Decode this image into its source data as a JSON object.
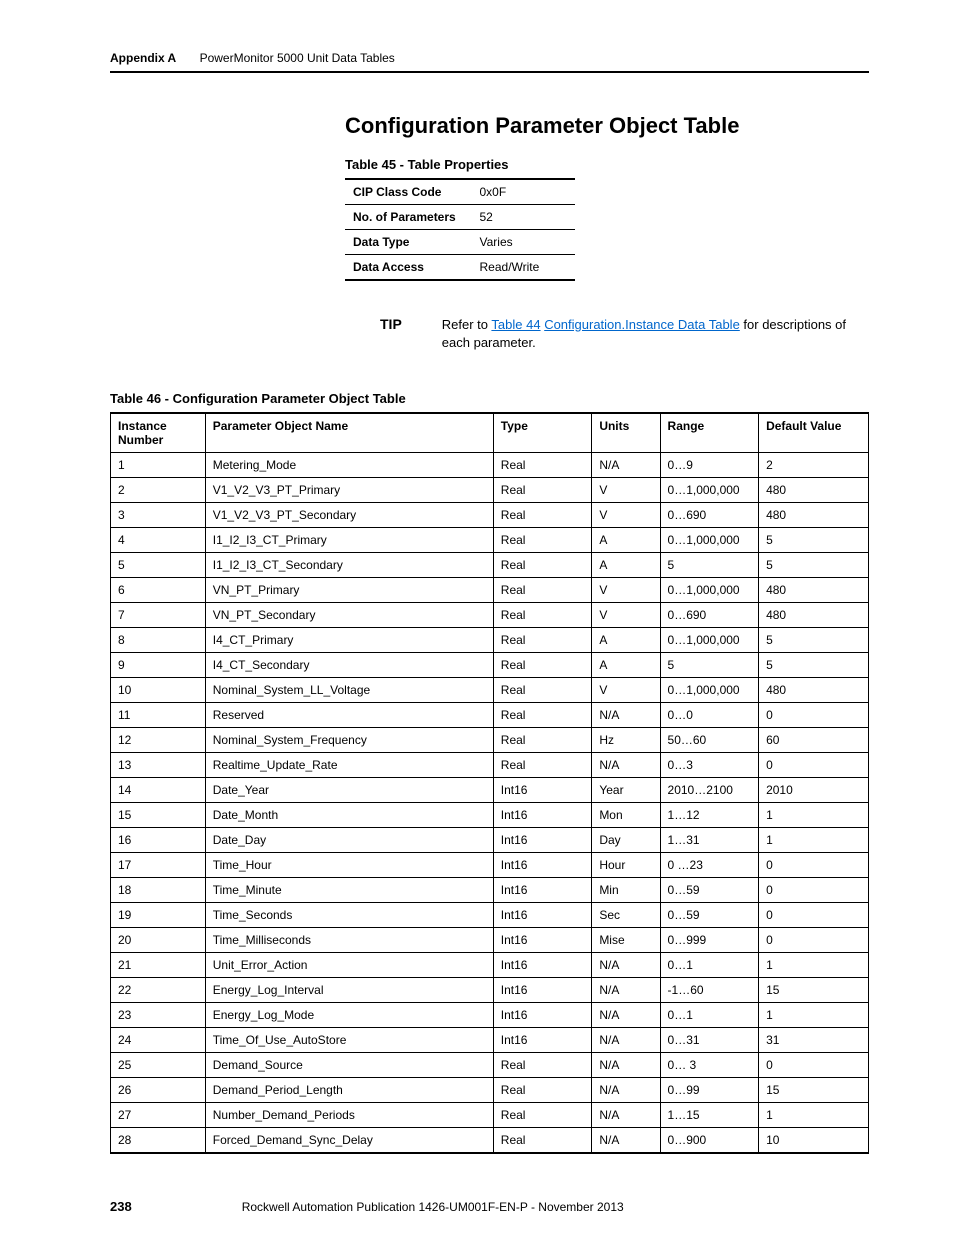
{
  "header": {
    "appendix": "Appendix A",
    "title": "PowerMonitor 5000 Unit Data Tables"
  },
  "section_title": "Configuration Parameter Object Table",
  "table45": {
    "caption": "Table 45 - Table Properties",
    "rows": [
      {
        "label": "CIP Class Code",
        "value": "0x0F"
      },
      {
        "label": "No. of Parameters",
        "value": "52"
      },
      {
        "label": "Data Type",
        "value": "Varies"
      },
      {
        "label": "Data Access",
        "value": "Read/Write"
      }
    ]
  },
  "tip": {
    "label": "TIP",
    "prefix": "Refer to ",
    "link1": "Table 44",
    "link2": "Configuration.Instance Data Table",
    "suffix": " for descriptions of each parameter."
  },
  "table46": {
    "caption": "Table 46 - Configuration Parameter Object Table",
    "headers": [
      "Instance Number",
      "Parameter Object Name",
      "Type",
      "Units",
      "Range",
      "Default Value"
    ],
    "rows": [
      [
        "1",
        "Metering_Mode",
        "Real",
        "N/A",
        "0…9",
        "2"
      ],
      [
        "2",
        "V1_V2_V3_PT_Primary",
        "Real",
        "V",
        "0…1,000,000",
        "480"
      ],
      [
        "3",
        "V1_V2_V3_PT_Secondary",
        "Real",
        "V",
        "0…690",
        "480"
      ],
      [
        "4",
        "I1_I2_I3_CT_Primary",
        "Real",
        "A",
        "0…1,000,000",
        "5"
      ],
      [
        "5",
        "I1_I2_I3_CT_Secondary",
        "Real",
        "A",
        "5",
        "5"
      ],
      [
        "6",
        "VN_PT_Primary",
        "Real",
        "V",
        "0…1,000,000",
        "480"
      ],
      [
        "7",
        "VN_PT_Secondary",
        "Real",
        "V",
        "0…690",
        "480"
      ],
      [
        "8",
        "I4_CT_Primary",
        "Real",
        "A",
        "0…1,000,000",
        "5"
      ],
      [
        "9",
        "I4_CT_Secondary",
        "Real",
        "A",
        "5",
        "5"
      ],
      [
        "10",
        "Nominal_System_LL_Voltage",
        "Real",
        "V",
        "0…1,000,000",
        "480"
      ],
      [
        "11",
        "Reserved",
        "Real",
        "N/A",
        "0…0",
        "0"
      ],
      [
        "12",
        "Nominal_System_Frequency",
        "Real",
        "Hz",
        "50…60",
        "60"
      ],
      [
        "13",
        "Realtime_Update_Rate",
        "Real",
        "N/A",
        "0…3",
        "0"
      ],
      [
        "14",
        "Date_Year",
        "Int16",
        "Year",
        "2010…2100",
        "2010"
      ],
      [
        "15",
        "Date_Month",
        "Int16",
        "Mon",
        "1…12",
        "1"
      ],
      [
        "16",
        "Date_Day",
        "Int16",
        "Day",
        "1…31",
        "1"
      ],
      [
        "17",
        "Time_Hour",
        "Int16",
        "Hour",
        "0 …23",
        "0"
      ],
      [
        "18",
        "Time_Minute",
        "Int16",
        "Min",
        "0…59",
        "0"
      ],
      [
        "19",
        "Time_Seconds",
        "Int16",
        "Sec",
        "0…59",
        "0"
      ],
      [
        "20",
        "Time_Milliseconds",
        "Int16",
        "Mise",
        "0…999",
        "0"
      ],
      [
        "21",
        "Unit_Error_Action",
        "Int16",
        "N/A",
        "0…1",
        "1"
      ],
      [
        "22",
        "Energy_Log_Interval",
        "Int16",
        "N/A",
        "-1…60",
        "15"
      ],
      [
        "23",
        "Energy_Log_Mode",
        "Int16",
        "N/A",
        "0…1",
        "1"
      ],
      [
        "24",
        "Time_Of_Use_AutoStore",
        "Int16",
        "N/A",
        "0…31",
        "31"
      ],
      [
        "25",
        "Demand_Source",
        "Real",
        "N/A",
        "0… 3",
        "0"
      ],
      [
        "26",
        "Demand_Period_Length",
        "Real",
        "N/A",
        "0…99",
        "15"
      ],
      [
        "27",
        "Number_Demand_Periods",
        "Real",
        "N/A",
        "1…15",
        "1"
      ],
      [
        "28",
        "Forced_Demand_Sync_Delay",
        "Real",
        "N/A",
        "0…900",
        "10"
      ]
    ]
  },
  "footer": {
    "page": "238",
    "pub": "Rockwell Automation Publication 1426-UM001F-EN-P - November 2013"
  }
}
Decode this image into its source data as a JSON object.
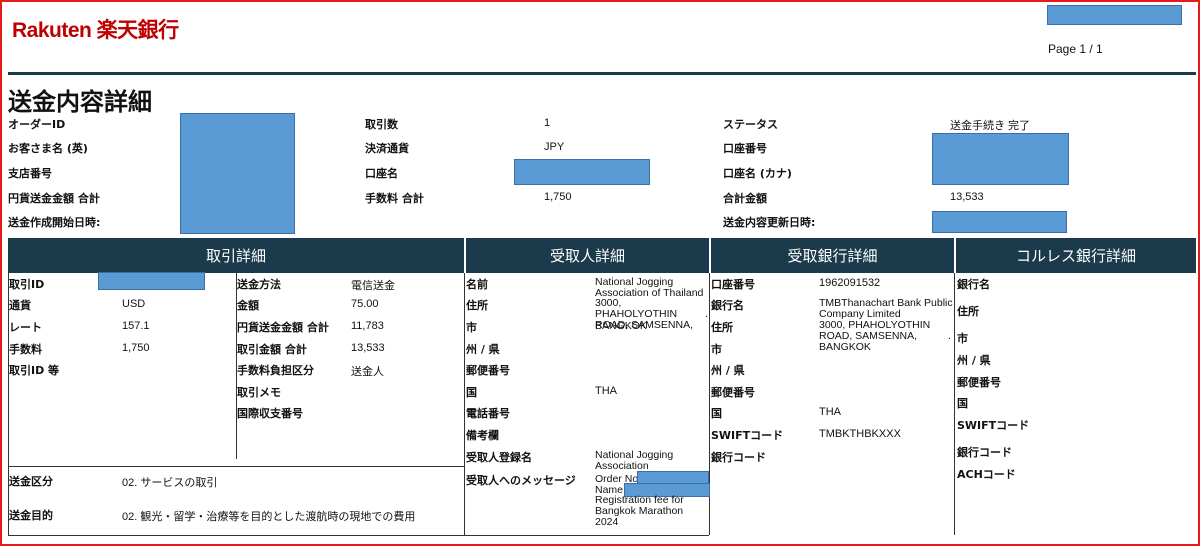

Stated exercise: Repeat the material above verbatim. Leave the pictures behind.

Exercise answer:
Decode this image into its source data as a JSON object.
{
  "header": {
    "appendix": "Appendix A",
    "title": "PowerMonitor 5000 Unit Data Tables"
  },
  "section_title": "Configuration Parameter Object Table",
  "table45": {
    "caption": "Table 45 - Table Properties",
    "rows": [
      {
        "label": "CIP Class Code",
        "value": "0x0F"
      },
      {
        "label": "No. of Parameters",
        "value": "52"
      },
      {
        "label": "Data Type",
        "value": "Varies"
      },
      {
        "label": "Data Access",
        "value": "Read/Write"
      }
    ]
  },
  "tip": {
    "label": "TIP",
    "prefix": "Refer to ",
    "link1": "Table 44",
    "link2": "Configuration.Instance Data Table",
    "suffix": " for descriptions of each parameter."
  },
  "table46": {
    "caption": "Table 46 - Configuration Parameter Object Table",
    "headers": [
      "Instance Number",
      "Parameter Object Name",
      "Type",
      "Units",
      "Range",
      "Default Value"
    ],
    "rows": [
      [
        "1",
        "Metering_Mode",
        "Real",
        "N/A",
        "0…9",
        "2"
      ],
      [
        "2",
        "V1_V2_V3_PT_Primary",
        "Real",
        "V",
        "0…1,000,000",
        "480"
      ],
      [
        "3",
        "V1_V2_V3_PT_Secondary",
        "Real",
        "V",
        "0…690",
        "480"
      ],
      [
        "4",
        "I1_I2_I3_CT_Primary",
        "Real",
        "A",
        "0…1,000,000",
        "5"
      ],
      [
        "5",
        "I1_I2_I3_CT_Secondary",
        "Real",
        "A",
        "5",
        "5"
      ],
      [
        "6",
        "VN_PT_Primary",
        "Real",
        "V",
        "0…1,000,000",
        "480"
      ],
      [
        "7",
        "VN_PT_Secondary",
        "Real",
        "V",
        "0…690",
        "480"
      ],
      [
        "8",
        "I4_CT_Primary",
        "Real",
        "A",
        "0…1,000,000",
        "5"
      ],
      [
        "9",
        "I4_CT_Secondary",
        "Real",
        "A",
        "5",
        "5"
      ],
      [
        "10",
        "Nominal_System_LL_Voltage",
        "Real",
        "V",
        "0…1,000,000",
        "480"
      ],
      [
        "11",
        "Reserved",
        "Real",
        "N/A",
        "0…0",
        "0"
      ],
      [
        "12",
        "Nominal_System_Frequency",
        "Real",
        "Hz",
        "50…60",
        "60"
      ],
      [
        "13",
        "Realtime_Update_Rate",
        "Real",
        "N/A",
        "0…3",
        "0"
      ],
      [
        "14",
        "Date_Year",
        "Int16",
        "Year",
        "2010…2100",
        "2010"
      ],
      [
        "15",
        "Date_Month",
        "Int16",
        "Mon",
        "1…12",
        "1"
      ],
      [
        "16",
        "Date_Day",
        "Int16",
        "Day",
        "1…31",
        "1"
      ],
      [
        "17",
        "Time_Hour",
        "Int16",
        "Hour",
        "0 …23",
        "0"
      ],
      [
        "18",
        "Time_Minute",
        "Int16",
        "Min",
        "0…59",
        "0"
      ],
      [
        "19",
        "Time_Seconds",
        "Int16",
        "Sec",
        "0…59",
        "0"
      ],
      [
        "20",
        "Time_Milliseconds",
        "Int16",
        "Mise",
        "0…999",
        "0"
      ],
      [
        "21",
        "Unit_Error_Action",
        "Int16",
        "N/A",
        "0…1",
        "1"
      ],
      [
        "22",
        "Energy_Log_Interval",
        "Int16",
        "N/A",
        "-1…60",
        "15"
      ],
      [
        "23",
        "Energy_Log_Mode",
        "Int16",
        "N/A",
        "0…1",
        "1"
      ],
      [
        "24",
        "Time_Of_Use_AutoStore",
        "Int16",
        "N/A",
        "0…31",
        "31"
      ],
      [
        "25",
        "Demand_Source",
        "Real",
        "N/A",
        "0… 3",
        "0"
      ],
      [
        "26",
        "Demand_Period_Length",
        "Real",
        "N/A",
        "0…99",
        "15"
      ],
      [
        "27",
        "Number_Demand_Periods",
        "Real",
        "N/A",
        "1…15",
        "1"
      ],
      [
        "28",
        "Forced_Demand_Sync_Delay",
        "Real",
        "N/A",
        "0…900",
        "10"
      ]
    ]
  },
  "footer": {
    "page": "238",
    "pub": "Rockwell Automation Publication 1426-UM001F-EN-P - November 2013"
  }
}
Decode this image into its source data as a JSON object.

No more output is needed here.